Stated task: What is the number of lines in these entries that contain "Redemptions"? State it alone.

::::::

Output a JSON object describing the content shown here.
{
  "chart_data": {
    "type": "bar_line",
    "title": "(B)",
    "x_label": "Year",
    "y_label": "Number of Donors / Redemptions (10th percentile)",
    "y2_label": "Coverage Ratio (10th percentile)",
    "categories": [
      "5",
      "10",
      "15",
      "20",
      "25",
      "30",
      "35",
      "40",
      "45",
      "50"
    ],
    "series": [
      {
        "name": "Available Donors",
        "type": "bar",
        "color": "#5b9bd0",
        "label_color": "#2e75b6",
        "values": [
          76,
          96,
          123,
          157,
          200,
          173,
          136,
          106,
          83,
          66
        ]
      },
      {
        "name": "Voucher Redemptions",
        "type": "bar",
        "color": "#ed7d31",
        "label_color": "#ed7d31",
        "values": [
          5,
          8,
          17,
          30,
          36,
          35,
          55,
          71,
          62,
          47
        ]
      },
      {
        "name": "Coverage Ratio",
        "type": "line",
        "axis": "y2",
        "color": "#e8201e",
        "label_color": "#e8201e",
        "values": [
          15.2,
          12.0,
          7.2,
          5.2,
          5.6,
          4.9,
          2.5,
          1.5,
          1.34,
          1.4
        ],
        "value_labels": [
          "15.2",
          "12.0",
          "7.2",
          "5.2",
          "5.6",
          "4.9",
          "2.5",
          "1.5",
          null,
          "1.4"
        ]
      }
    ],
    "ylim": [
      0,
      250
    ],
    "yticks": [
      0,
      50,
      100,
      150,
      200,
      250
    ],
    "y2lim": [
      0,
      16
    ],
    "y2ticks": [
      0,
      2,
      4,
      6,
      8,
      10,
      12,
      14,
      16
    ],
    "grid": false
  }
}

::::::

Exercise answer: 2